| The task |
Reproduce the data exactly.

| Dataset excerpts |
::::::::

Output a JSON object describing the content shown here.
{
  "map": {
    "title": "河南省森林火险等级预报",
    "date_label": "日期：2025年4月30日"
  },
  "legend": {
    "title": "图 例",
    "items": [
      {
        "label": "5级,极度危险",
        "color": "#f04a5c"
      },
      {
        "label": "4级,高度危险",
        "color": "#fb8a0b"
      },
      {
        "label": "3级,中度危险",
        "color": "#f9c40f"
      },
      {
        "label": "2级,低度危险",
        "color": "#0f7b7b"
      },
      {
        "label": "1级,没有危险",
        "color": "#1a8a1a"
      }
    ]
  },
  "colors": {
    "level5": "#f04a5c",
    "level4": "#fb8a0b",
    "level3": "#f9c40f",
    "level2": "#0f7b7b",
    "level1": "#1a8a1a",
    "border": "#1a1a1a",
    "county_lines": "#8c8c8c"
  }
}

::::::::

| The answer |
Output a JSON object describing the content shown here.
{
  "map": {
    "title": "河南省森林火险等级预报",
    "date_label": "日期：2025年4月30日"
  },
  "legend": {
    "title": "图 例",
    "items": [
      {
        "label": "5级,极度危险",
        "color": "#f04a5c"
      },
      {
        "label": "4级,高度危险",
        "color": "#fb8a0b"
      },
      {
        "label": "3级,中度危险",
        "color": "#f9c40f"
      },
      {
        "label": "2级,低度危险",
        "color": "#0f7b7b"
      },
      {
        "label": "1级,没有危险",
        "color": "#1a8a1a"
      }
    ]
  },
  "colors": {
    "level5": "#f04a5c",
    "level4": "#fb8a0b",
    "level3": "#f9c40f",
    "level2": "#0f7b7b",
    "level1": "#1a8a1a",
    "border": "#1a1a1a",
    "county_lines": "#8c8c8c"
  }
}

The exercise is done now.